====== Rows

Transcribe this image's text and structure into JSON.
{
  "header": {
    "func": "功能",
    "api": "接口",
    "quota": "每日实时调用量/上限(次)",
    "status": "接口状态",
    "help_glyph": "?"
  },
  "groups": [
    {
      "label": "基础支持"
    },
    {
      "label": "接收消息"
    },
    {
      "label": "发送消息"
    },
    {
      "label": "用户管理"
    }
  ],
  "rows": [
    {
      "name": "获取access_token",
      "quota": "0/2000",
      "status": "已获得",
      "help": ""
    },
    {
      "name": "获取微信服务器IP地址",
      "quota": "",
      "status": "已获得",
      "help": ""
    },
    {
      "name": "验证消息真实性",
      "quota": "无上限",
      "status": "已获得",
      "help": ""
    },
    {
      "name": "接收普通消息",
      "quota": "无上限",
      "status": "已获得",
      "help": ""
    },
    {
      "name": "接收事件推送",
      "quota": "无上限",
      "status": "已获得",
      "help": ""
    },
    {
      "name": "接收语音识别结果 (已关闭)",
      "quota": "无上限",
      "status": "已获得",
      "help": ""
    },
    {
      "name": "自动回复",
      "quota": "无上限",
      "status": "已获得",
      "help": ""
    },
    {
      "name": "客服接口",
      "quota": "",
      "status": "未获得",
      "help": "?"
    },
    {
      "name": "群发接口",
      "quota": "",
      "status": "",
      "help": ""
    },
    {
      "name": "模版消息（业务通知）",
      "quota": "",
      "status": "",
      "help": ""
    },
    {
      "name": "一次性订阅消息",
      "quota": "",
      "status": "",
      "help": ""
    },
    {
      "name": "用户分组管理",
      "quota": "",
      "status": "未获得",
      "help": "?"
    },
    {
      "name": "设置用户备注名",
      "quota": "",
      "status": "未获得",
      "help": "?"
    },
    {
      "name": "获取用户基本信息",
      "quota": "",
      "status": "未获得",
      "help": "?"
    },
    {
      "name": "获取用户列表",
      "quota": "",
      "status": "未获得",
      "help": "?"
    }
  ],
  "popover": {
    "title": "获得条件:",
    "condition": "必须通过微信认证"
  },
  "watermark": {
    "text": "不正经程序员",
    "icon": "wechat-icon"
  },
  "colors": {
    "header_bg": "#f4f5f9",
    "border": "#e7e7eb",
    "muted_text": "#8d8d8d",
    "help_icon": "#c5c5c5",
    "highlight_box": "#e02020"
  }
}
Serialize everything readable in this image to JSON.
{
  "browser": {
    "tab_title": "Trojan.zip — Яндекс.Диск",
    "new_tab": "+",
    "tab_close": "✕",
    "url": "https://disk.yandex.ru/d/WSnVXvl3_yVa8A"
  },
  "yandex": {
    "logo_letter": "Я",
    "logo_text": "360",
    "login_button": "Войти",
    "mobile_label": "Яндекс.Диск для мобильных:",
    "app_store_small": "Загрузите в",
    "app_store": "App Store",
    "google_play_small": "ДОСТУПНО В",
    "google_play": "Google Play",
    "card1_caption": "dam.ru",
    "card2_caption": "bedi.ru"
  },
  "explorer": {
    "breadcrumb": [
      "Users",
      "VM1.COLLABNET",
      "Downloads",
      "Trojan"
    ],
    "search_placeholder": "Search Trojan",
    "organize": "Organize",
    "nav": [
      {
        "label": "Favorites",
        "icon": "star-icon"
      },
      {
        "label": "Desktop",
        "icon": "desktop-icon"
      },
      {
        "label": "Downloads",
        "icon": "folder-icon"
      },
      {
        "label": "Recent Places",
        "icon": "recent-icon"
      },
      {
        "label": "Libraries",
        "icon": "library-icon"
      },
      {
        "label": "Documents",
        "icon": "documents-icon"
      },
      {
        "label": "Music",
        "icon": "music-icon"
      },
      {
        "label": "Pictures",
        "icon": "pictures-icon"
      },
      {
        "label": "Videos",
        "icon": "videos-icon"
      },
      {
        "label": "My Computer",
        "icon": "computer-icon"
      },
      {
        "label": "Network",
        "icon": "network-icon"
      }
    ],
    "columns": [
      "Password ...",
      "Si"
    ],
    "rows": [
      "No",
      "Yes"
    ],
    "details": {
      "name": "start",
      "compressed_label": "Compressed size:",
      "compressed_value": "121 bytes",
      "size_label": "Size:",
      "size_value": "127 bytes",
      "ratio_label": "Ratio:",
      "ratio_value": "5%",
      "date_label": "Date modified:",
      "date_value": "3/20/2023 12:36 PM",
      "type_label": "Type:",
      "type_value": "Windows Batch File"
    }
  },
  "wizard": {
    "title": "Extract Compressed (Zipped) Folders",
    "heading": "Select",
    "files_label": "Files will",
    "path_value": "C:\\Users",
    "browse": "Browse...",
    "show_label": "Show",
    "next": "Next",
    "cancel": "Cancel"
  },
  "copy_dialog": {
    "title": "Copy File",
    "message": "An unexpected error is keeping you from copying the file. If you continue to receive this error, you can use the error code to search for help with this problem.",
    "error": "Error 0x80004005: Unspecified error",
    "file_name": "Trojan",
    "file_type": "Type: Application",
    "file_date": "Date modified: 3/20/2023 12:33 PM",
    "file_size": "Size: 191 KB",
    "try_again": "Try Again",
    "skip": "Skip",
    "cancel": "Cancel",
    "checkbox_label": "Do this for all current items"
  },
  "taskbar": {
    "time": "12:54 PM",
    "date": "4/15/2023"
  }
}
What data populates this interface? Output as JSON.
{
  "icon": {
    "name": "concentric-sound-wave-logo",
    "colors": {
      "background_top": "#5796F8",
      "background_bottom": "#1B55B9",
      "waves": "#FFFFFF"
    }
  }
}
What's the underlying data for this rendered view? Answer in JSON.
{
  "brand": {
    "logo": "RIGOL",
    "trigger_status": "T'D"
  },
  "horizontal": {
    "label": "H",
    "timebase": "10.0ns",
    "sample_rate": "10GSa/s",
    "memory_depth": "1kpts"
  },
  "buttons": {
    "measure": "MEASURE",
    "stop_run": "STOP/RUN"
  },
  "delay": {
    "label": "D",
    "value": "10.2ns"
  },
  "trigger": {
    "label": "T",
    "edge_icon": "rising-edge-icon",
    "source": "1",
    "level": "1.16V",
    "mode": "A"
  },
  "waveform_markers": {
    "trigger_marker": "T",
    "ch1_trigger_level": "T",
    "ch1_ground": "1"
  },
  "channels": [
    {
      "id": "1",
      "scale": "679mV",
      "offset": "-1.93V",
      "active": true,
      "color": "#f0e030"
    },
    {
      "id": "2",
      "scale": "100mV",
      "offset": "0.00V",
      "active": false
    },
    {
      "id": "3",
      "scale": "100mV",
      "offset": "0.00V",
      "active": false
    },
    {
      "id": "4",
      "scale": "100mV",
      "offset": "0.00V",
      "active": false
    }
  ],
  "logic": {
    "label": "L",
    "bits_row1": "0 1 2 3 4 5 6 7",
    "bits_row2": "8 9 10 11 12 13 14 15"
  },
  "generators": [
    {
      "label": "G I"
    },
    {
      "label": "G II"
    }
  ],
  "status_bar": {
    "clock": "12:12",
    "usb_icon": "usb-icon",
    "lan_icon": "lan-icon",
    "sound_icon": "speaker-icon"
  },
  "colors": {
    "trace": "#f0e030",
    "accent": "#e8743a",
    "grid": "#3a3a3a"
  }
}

============

• [Written instruction]
Which lines hold the string "Диск"? Copy all of them from the data above.

• [Written response]
    "tab_title": "Trojan.zip — Яндекс.Диск",
    "mobile_label": "Яндекс.Диск для мобильных:",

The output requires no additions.